··· Extracted material
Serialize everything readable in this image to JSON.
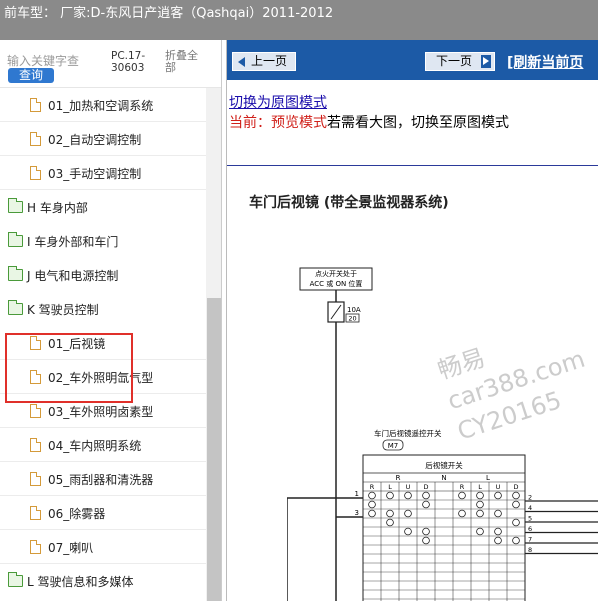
{
  "titlebar": {
    "text": "前车型：  厂家:D-东风日产逍客（Qashqai）2011-2012"
  },
  "sidebar": {
    "search_placeholder": "输入关键字查",
    "query_label": "查询",
    "pc_code": "PC.17-30603",
    "collapse_all": "折叠全部",
    "tree": [
      {
        "type": "child",
        "label": "01_加热和空调系统"
      },
      {
        "type": "child",
        "label": "02_自动空调控制"
      },
      {
        "type": "child",
        "label": "03_手动空调控制"
      },
      {
        "type": "folder",
        "label": "H 车身内部"
      },
      {
        "type": "folder",
        "label": "I 车身外部和车门"
      },
      {
        "type": "folder",
        "label": "J 电气和电源控制"
      },
      {
        "type": "folder",
        "label": "K 驾驶员控制"
      },
      {
        "type": "child",
        "label": "01_后视镜"
      },
      {
        "type": "child",
        "label": "02_车外照明氙气型"
      },
      {
        "type": "child",
        "label": "03_车外照明卤素型"
      },
      {
        "type": "child",
        "label": "04_车内照明系统"
      },
      {
        "type": "child",
        "label": "05_雨刮器和清洗器"
      },
      {
        "type": "child",
        "label": "06_除雾器"
      },
      {
        "type": "child",
        "label": "07_喇叭"
      },
      {
        "type": "folder",
        "label": "L 驾驶信息和多媒体"
      }
    ]
  },
  "content": {
    "prev_label": "上一页",
    "next_label": "下一页",
    "refresh_label": "[刷新当前页",
    "switch_link": "切换为原图模式",
    "mode_prefix": "当前：",
    "mode_current": "预览模式",
    "mode_suffix": "若需看大图，切换至原图模式",
    "doc_title": "车门后视镜 (带全景监视器系统)",
    "diagram": {
      "ignition_label_1": "点火开关处于",
      "ignition_label_2": "ACC 或 ON 位置",
      "fuse_amp": "10A",
      "fuse_no": "20",
      "switch_title": "车门后视镜遥控开关",
      "connector": "M7",
      "switch_name": "后视镜开关",
      "col_R": "R",
      "col_N": "N",
      "col_L": "L",
      "sub_cols": [
        "R",
        "L",
        "U",
        "D",
        "",
        "R",
        "L",
        "U",
        "D"
      ],
      "pin_1": "1",
      "pin_3": "3",
      "right_pins": [
        "2",
        "4",
        "5",
        "6",
        "7",
        "8"
      ]
    },
    "watermark": [
      "畅易",
      "car388.com",
      "CY20165"
    ]
  }
}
······
● Task goal
Transcribe the records verbatim and omit the images.

● Output below
Serialize everything readable in this image to JSON.
{
  "titlebar": {
    "text": "前车型：  厂家:D-东风日产逍客（Qashqai）2011-2012"
  },
  "sidebar": {
    "search_placeholder": "输入关键字查",
    "query_label": "查询",
    "pc_code": "PC.17-30603",
    "collapse_all": "折叠全部",
    "tree": [
      {
        "type": "child",
        "label": "01_加热和空调系统"
      },
      {
        "type": "child",
        "label": "02_自动空调控制"
      },
      {
        "type": "child",
        "label": "03_手动空调控制"
      },
      {
        "type": "folder",
        "label": "H 车身内部"
      },
      {
        "type": "folder",
        "label": "I 车身外部和车门"
      },
      {
        "type": "folder",
        "label": "J 电气和电源控制"
      },
      {
        "type": "folder",
        "label": "K 驾驶员控制"
      },
      {
        "type": "child",
        "label": "01_后视镜"
      },
      {
        "type": "child",
        "label": "02_车外照明氙气型"
      },
      {
        "type": "child",
        "label": "03_车外照明卤素型"
      },
      {
        "type": "child",
        "label": "04_车内照明系统"
      },
      {
        "type": "child",
        "label": "05_雨刮器和清洗器"
      },
      {
        "type": "child",
        "label": "06_除雾器"
      },
      {
        "type": "child",
        "label": "07_喇叭"
      },
      {
        "type": "folder",
        "label": "L 驾驶信息和多媒体"
      }
    ]
  },
  "content": {
    "prev_label": "上一页",
    "next_label": "下一页",
    "refresh_label": "[刷新当前页",
    "switch_link": "切换为原图模式",
    "mode_prefix": "当前：",
    "mode_current": "预览模式",
    "mode_suffix": "若需看大图，切换至原图模式",
    "doc_title": "车门后视镜 (带全景监视器系统)",
    "diagram": {
      "ignition_label_1": "点火开关处于",
      "ignition_label_2": "ACC 或 ON 位置",
      "fuse_amp": "10A",
      "fuse_no": "20",
      "switch_title": "车门后视镜遥控开关",
      "connector": "M7",
      "switch_name": "后视镜开关",
      "col_R": "R",
      "col_N": "N",
      "col_L": "L",
      "sub_cols": [
        "R",
        "L",
        "U",
        "D",
        "",
        "R",
        "L",
        "U",
        "D"
      ],
      "pin_1": "1",
      "pin_3": "3",
      "right_pins": [
        "2",
        "4",
        "5",
        "6",
        "7",
        "8"
      ]
    },
    "watermark": [
      "畅易",
      "car388.com",
      "CY20165"
    ]
  }
}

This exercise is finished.